## EXERCISE BRIEF
Which lines hold the word "median"? Copy each one.

## PROVIDED RECORDS
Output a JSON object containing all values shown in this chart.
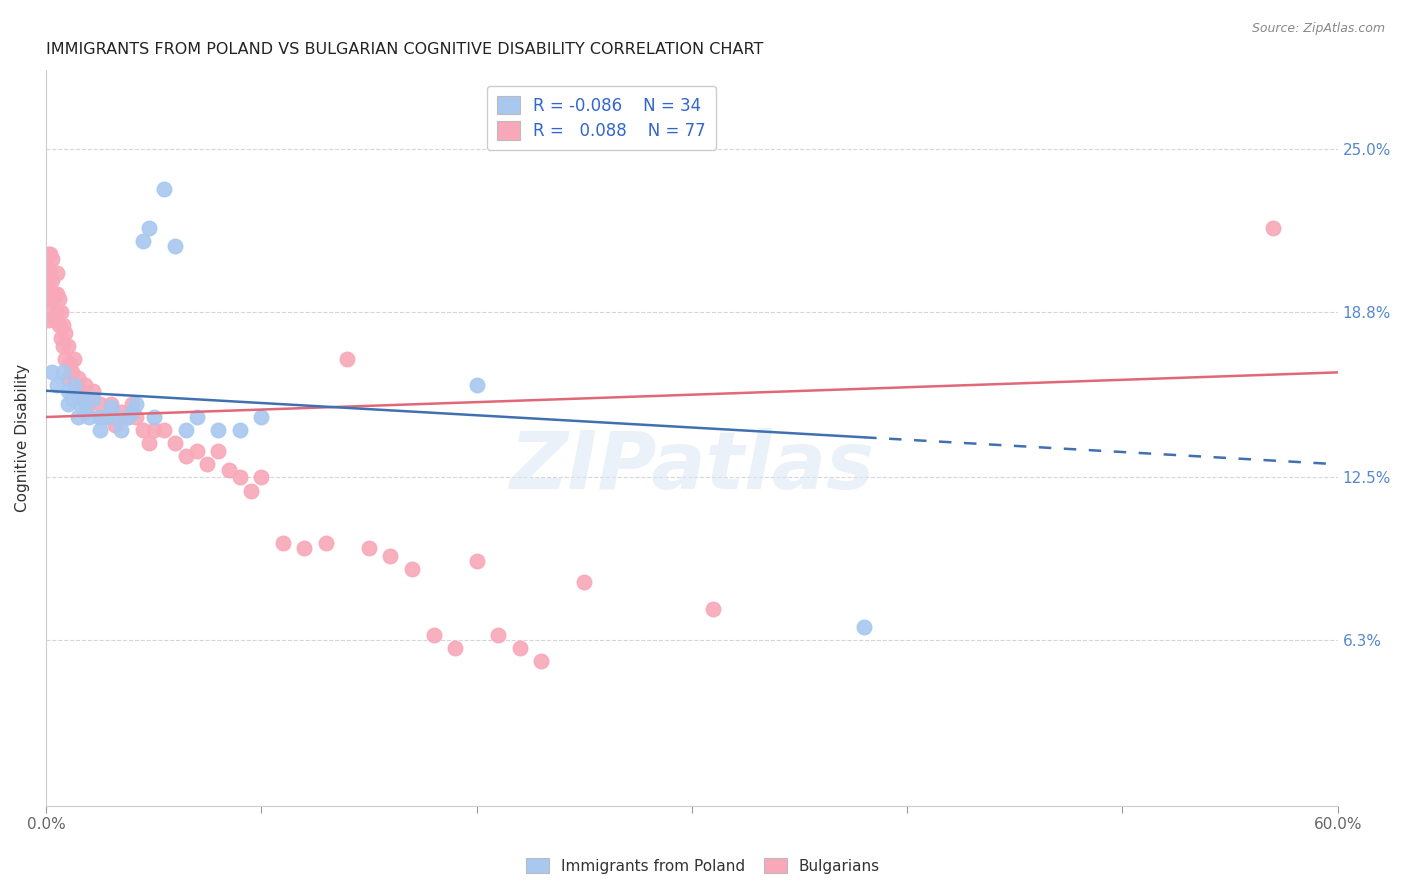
{
  "title": "IMMIGRANTS FROM POLAND VS BULGARIAN COGNITIVE DISABILITY CORRELATION CHART",
  "source": "Source: ZipAtlas.com",
  "ylabel": "Cognitive Disability",
  "ytick_labels": [
    "25.0%",
    "18.8%",
    "12.5%",
    "6.3%"
  ],
  "ytick_values": [
    0.25,
    0.188,
    0.125,
    0.063
  ],
  "xlim": [
    0.0,
    0.6
  ],
  "ylim": [
    0.0,
    0.28
  ],
  "blue_color": "#a8c8f0",
  "pink_color": "#f8a8b8",
  "blue_line_color": "#4070b0",
  "pink_line_color": "#e06878",
  "grid_color": "#cccccc",
  "background_color": "#ffffff",
  "watermark": "ZIPatlas",
  "blue_points_x": [
    0.003,
    0.005,
    0.008,
    0.01,
    0.01,
    0.012,
    0.013,
    0.015,
    0.016,
    0.017,
    0.018,
    0.02,
    0.022,
    0.025,
    0.025,
    0.028,
    0.03,
    0.032,
    0.035,
    0.038,
    0.04,
    0.042,
    0.045,
    0.048,
    0.05,
    0.055,
    0.06,
    0.065,
    0.07,
    0.08,
    0.09,
    0.1,
    0.2,
    0.38
  ],
  "blue_points_y": [
    0.165,
    0.16,
    0.165,
    0.158,
    0.153,
    0.155,
    0.16,
    0.148,
    0.153,
    0.155,
    0.15,
    0.148,
    0.155,
    0.148,
    0.143,
    0.148,
    0.152,
    0.148,
    0.143,
    0.148,
    0.15,
    0.153,
    0.215,
    0.22,
    0.148,
    0.235,
    0.213,
    0.143,
    0.148,
    0.143,
    0.143,
    0.148,
    0.16,
    0.068
  ],
  "pink_points_x": [
    0.001,
    0.001,
    0.001,
    0.001,
    0.001,
    0.002,
    0.002,
    0.002,
    0.002,
    0.003,
    0.003,
    0.003,
    0.004,
    0.004,
    0.005,
    0.005,
    0.005,
    0.006,
    0.006,
    0.007,
    0.007,
    0.008,
    0.008,
    0.009,
    0.009,
    0.01,
    0.01,
    0.011,
    0.012,
    0.013,
    0.014,
    0.015,
    0.016,
    0.017,
    0.018,
    0.019,
    0.02,
    0.022,
    0.025,
    0.025,
    0.028,
    0.03,
    0.032,
    0.035,
    0.038,
    0.04,
    0.042,
    0.045,
    0.048,
    0.05,
    0.055,
    0.06,
    0.065,
    0.07,
    0.075,
    0.08,
    0.085,
    0.09,
    0.095,
    0.1,
    0.11,
    0.12,
    0.13,
    0.14,
    0.15,
    0.16,
    0.17,
    0.18,
    0.19,
    0.2,
    0.21,
    0.22,
    0.23,
    0.25,
    0.31,
    0.57
  ],
  "pink_points_y": [
    0.21,
    0.205,
    0.198,
    0.193,
    0.185,
    0.21,
    0.203,
    0.195,
    0.188,
    0.208,
    0.2,
    0.193,
    0.195,
    0.185,
    0.203,
    0.195,
    0.188,
    0.193,
    0.183,
    0.188,
    0.178,
    0.183,
    0.175,
    0.18,
    0.17,
    0.175,
    0.163,
    0.168,
    0.165,
    0.17,
    0.16,
    0.163,
    0.158,
    0.155,
    0.16,
    0.152,
    0.155,
    0.158,
    0.153,
    0.148,
    0.148,
    0.153,
    0.145,
    0.15,
    0.148,
    0.153,
    0.148,
    0.143,
    0.138,
    0.143,
    0.143,
    0.138,
    0.133,
    0.135,
    0.13,
    0.135,
    0.128,
    0.125,
    0.12,
    0.125,
    0.1,
    0.098,
    0.1,
    0.17,
    0.098,
    0.095,
    0.09,
    0.065,
    0.06,
    0.093,
    0.065,
    0.06,
    0.055,
    0.085,
    0.075,
    0.22
  ]
}
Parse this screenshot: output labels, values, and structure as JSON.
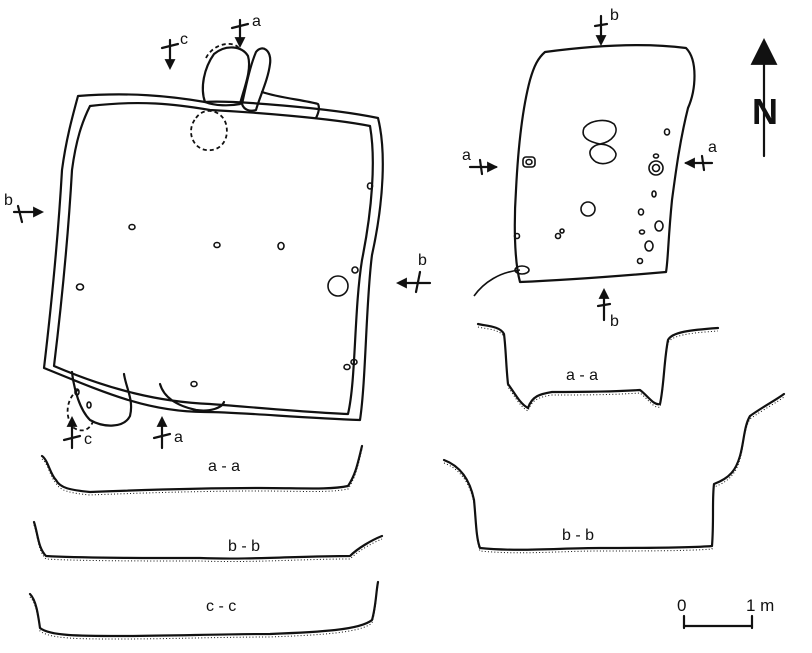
{
  "north": {
    "letter": "N"
  },
  "scale": {
    "zero": "0",
    "one": "1 m"
  },
  "markers": {
    "a": "a",
    "b": "b",
    "c": "c"
  },
  "sections": {
    "a_a": "a - a",
    "b_b": "b - b",
    "c_c": "c - c"
  }
}
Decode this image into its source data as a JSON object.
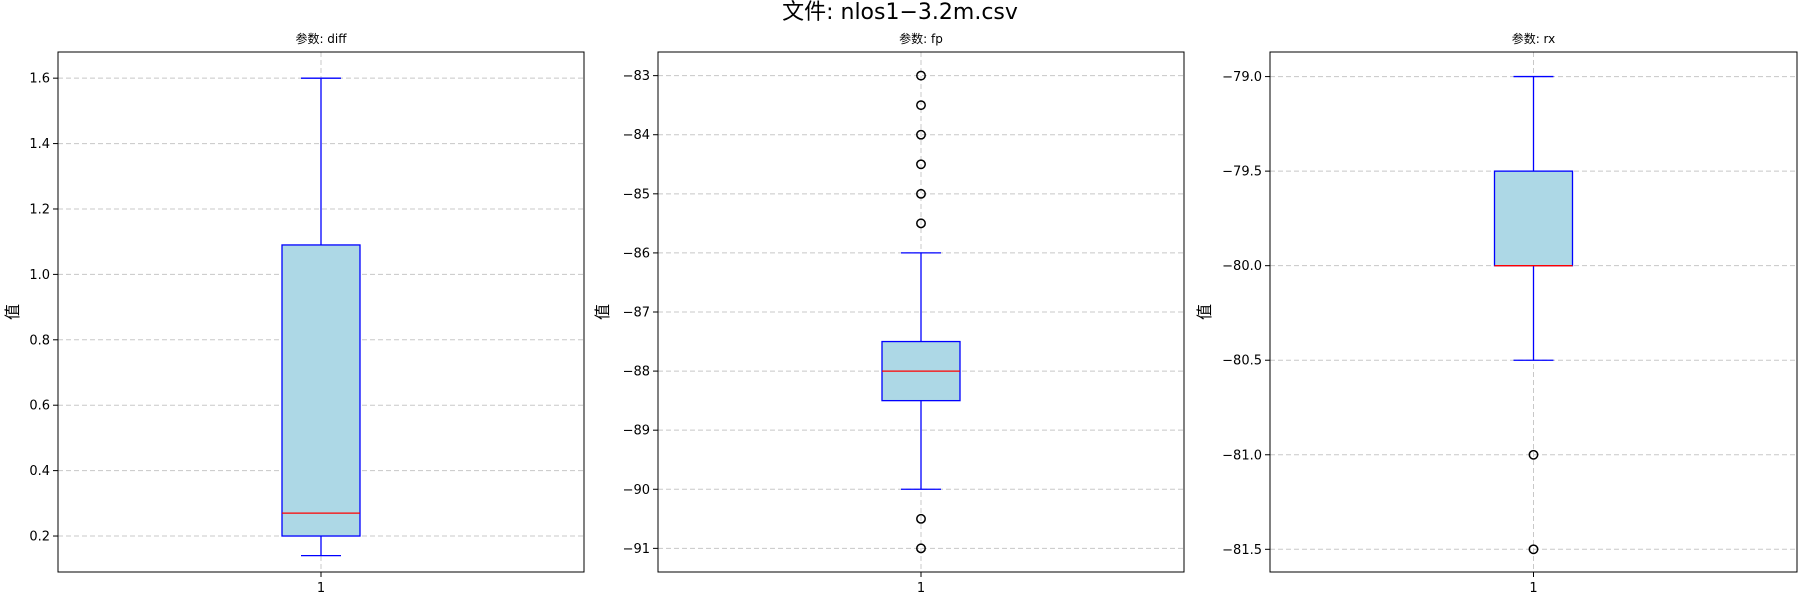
{
  "figure_title": "文件: nlos1−3.2m.csv",
  "colors": {
    "box_fill": "#add8e6",
    "box_edge": "#0000ff",
    "median": "#ff0000",
    "grid": "#c8c8c8",
    "flier_edge": "#000000"
  },
  "chart_data": [
    {
      "type": "box",
      "title": "参数: diff",
      "ylabel": "值",
      "xticks": [
        "1"
      ],
      "ylim": [
        0.09,
        1.68
      ],
      "yticks": [
        0.2,
        0.4,
        0.6,
        0.8,
        1.0,
        1.2,
        1.4,
        1.6
      ],
      "ytick_labels": [
        "0.2",
        "0.4",
        "0.6",
        "0.8",
        "1.0",
        "1.2",
        "1.4",
        "1.6"
      ],
      "grid": true,
      "box": {
        "whisker_low": 0.14,
        "q1": 0.2,
        "median": 0.27,
        "q3": 1.09,
        "whisker_high": 1.6
      },
      "outliers": []
    },
    {
      "type": "box",
      "title": "参数: fp",
      "ylabel": "值",
      "xticks": [
        "1"
      ],
      "ylim": [
        -91.4,
        -82.6
      ],
      "yticks": [
        -91,
        -90,
        -89,
        -88,
        -87,
        -86,
        -85,
        -84,
        -83
      ],
      "ytick_labels": [
        "−91",
        "−90",
        "−89",
        "−88",
        "−87",
        "−86",
        "−85",
        "−84",
        "−83"
      ],
      "grid": true,
      "box": {
        "whisker_low": -90,
        "q1": -88.5,
        "median": -88,
        "q3": -87.5,
        "whisker_high": -86
      },
      "outliers": [
        -83,
        -83.5,
        -84,
        -84.5,
        -85,
        -85.5,
        -90.5,
        -91
      ]
    },
    {
      "type": "box",
      "title": "参数: rx",
      "ylabel": "值",
      "xticks": [
        "1"
      ],
      "ylim": [
        -81.62,
        -78.87
      ],
      "yticks": [
        -81.5,
        -81.0,
        -80.5,
        -80.0,
        -79.5,
        -79.0
      ],
      "ytick_labels": [
        "−81.5",
        "−81.0",
        "−80.5",
        "−80.0",
        "−79.5",
        "−79.0"
      ],
      "grid": true,
      "box": {
        "whisker_low": -80.5,
        "q1": -80,
        "median": -80,
        "q3": -79.5,
        "whisker_high": -79
      },
      "outliers": [
        -81,
        -81.5
      ]
    }
  ]
}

## EXERCISE SOLUTION
    "median": "#ff0000",
        "median": 0.27,
        "median": -88,
        "median": -80,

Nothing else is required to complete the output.